Dataset entries on figures

________________

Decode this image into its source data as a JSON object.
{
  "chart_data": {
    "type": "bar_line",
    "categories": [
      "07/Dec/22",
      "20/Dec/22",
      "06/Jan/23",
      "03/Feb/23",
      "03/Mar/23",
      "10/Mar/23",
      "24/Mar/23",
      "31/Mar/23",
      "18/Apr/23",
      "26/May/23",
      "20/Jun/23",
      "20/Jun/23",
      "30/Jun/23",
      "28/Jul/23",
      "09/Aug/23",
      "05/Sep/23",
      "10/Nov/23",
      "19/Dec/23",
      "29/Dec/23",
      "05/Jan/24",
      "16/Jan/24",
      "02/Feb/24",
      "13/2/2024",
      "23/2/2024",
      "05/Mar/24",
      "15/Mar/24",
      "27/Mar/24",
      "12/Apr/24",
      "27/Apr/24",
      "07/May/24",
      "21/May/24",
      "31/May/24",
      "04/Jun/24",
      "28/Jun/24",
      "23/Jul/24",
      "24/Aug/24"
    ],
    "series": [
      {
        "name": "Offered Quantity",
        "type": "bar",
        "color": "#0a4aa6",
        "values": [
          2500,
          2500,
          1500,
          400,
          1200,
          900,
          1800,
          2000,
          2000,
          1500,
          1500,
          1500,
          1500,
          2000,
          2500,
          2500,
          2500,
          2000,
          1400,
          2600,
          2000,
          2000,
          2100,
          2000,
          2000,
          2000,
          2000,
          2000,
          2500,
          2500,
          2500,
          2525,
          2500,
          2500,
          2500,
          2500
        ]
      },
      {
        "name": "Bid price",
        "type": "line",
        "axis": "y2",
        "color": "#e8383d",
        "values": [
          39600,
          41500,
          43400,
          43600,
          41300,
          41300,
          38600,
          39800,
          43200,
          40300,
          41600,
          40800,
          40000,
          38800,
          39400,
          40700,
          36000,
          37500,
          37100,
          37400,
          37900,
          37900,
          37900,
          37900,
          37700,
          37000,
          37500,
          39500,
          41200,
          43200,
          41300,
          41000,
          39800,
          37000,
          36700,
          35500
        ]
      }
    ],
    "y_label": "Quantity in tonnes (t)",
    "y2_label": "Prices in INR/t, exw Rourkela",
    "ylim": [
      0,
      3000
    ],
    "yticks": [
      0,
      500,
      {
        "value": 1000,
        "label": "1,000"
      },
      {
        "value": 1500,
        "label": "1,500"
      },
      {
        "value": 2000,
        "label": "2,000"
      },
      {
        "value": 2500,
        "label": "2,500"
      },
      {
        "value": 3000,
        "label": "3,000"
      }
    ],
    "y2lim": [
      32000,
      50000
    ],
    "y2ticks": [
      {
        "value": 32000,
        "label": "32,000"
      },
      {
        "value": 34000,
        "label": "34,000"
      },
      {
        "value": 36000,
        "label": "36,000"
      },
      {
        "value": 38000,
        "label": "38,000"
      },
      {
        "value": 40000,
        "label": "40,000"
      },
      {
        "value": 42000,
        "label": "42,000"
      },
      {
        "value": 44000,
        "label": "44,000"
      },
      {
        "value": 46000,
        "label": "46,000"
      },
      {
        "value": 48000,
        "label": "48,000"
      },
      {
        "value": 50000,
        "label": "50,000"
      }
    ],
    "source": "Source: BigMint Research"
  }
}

________________

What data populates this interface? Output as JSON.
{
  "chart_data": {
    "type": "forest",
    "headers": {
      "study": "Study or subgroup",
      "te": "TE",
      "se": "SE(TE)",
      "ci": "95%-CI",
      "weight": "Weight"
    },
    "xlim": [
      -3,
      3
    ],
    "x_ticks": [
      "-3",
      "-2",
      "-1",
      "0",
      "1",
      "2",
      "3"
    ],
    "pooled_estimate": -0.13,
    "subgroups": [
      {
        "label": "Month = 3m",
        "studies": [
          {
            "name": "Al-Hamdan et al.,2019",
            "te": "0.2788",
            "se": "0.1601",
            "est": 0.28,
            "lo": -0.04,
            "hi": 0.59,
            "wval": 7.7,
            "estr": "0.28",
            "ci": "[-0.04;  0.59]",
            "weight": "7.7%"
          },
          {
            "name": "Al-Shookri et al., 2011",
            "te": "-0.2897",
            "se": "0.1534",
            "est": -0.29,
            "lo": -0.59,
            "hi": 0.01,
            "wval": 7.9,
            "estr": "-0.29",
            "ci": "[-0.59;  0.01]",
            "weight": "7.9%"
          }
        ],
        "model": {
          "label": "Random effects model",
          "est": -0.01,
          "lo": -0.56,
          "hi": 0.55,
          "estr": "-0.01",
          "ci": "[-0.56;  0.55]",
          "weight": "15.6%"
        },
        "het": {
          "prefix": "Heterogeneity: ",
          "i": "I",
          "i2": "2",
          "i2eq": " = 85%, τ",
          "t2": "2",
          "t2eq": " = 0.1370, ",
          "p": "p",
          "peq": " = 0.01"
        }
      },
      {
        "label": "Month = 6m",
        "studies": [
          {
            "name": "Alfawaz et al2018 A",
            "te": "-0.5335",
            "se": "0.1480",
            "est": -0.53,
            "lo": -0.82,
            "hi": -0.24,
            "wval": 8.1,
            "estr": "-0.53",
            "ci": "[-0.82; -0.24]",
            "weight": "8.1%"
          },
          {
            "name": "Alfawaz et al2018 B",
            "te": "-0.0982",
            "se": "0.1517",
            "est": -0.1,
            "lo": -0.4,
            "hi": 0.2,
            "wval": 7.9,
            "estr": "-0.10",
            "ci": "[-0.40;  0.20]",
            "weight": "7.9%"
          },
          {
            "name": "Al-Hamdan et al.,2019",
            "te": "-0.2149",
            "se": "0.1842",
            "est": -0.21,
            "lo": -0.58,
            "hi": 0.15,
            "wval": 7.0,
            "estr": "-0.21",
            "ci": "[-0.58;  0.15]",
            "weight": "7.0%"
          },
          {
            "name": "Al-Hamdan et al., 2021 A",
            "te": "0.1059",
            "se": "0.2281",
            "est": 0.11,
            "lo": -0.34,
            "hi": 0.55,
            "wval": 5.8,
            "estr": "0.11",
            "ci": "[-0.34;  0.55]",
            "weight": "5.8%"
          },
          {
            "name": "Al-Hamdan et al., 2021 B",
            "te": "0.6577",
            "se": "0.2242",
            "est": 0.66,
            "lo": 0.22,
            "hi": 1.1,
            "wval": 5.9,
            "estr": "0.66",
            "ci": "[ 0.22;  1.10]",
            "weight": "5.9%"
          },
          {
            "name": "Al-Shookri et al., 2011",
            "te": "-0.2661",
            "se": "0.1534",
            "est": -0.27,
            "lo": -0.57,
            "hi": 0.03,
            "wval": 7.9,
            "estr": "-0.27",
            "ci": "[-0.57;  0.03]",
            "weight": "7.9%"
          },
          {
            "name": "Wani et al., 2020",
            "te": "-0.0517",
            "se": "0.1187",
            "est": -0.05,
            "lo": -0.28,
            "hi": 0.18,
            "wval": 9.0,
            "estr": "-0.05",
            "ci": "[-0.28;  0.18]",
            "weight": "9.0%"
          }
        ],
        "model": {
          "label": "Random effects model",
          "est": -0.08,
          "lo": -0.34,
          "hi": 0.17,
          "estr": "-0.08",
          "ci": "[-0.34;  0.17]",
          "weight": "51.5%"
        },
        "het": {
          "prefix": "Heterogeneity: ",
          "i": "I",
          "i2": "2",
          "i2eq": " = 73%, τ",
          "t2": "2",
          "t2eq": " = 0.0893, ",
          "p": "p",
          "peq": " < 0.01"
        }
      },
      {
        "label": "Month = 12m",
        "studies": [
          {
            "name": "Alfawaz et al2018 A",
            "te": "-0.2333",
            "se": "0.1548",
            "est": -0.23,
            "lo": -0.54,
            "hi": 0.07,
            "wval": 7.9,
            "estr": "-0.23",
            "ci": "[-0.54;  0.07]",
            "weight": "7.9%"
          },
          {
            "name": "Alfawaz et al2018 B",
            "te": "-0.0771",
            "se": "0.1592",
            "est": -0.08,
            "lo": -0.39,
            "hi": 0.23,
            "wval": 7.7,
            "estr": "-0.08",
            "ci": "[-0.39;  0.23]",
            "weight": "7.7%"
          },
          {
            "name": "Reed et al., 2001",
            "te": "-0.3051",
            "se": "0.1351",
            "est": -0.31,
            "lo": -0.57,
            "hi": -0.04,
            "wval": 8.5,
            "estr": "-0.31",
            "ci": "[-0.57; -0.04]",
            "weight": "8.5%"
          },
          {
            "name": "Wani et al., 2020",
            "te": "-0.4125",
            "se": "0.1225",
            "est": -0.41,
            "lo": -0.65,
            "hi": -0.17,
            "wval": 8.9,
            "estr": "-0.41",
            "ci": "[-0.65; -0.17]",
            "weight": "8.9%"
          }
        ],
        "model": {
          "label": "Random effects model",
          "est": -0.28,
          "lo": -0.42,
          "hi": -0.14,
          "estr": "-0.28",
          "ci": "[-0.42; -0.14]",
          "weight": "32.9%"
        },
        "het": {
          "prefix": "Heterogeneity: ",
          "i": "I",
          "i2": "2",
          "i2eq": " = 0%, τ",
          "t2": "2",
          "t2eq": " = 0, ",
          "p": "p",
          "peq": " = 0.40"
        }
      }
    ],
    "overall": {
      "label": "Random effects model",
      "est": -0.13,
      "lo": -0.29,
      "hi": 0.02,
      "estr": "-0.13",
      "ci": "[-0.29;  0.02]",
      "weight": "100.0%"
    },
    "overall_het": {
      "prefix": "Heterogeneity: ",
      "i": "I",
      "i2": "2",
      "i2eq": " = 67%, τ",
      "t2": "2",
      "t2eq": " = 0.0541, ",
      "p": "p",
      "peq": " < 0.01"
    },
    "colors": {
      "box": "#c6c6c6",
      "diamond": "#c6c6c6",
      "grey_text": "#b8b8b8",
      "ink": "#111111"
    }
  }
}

________________

GOAL: The lines to collect are those holding the string "JSON"; copy them all.

COMPLETED TASK:
Decode this image into its source data as a JSON object.
What data populates this interface? Output as JSON.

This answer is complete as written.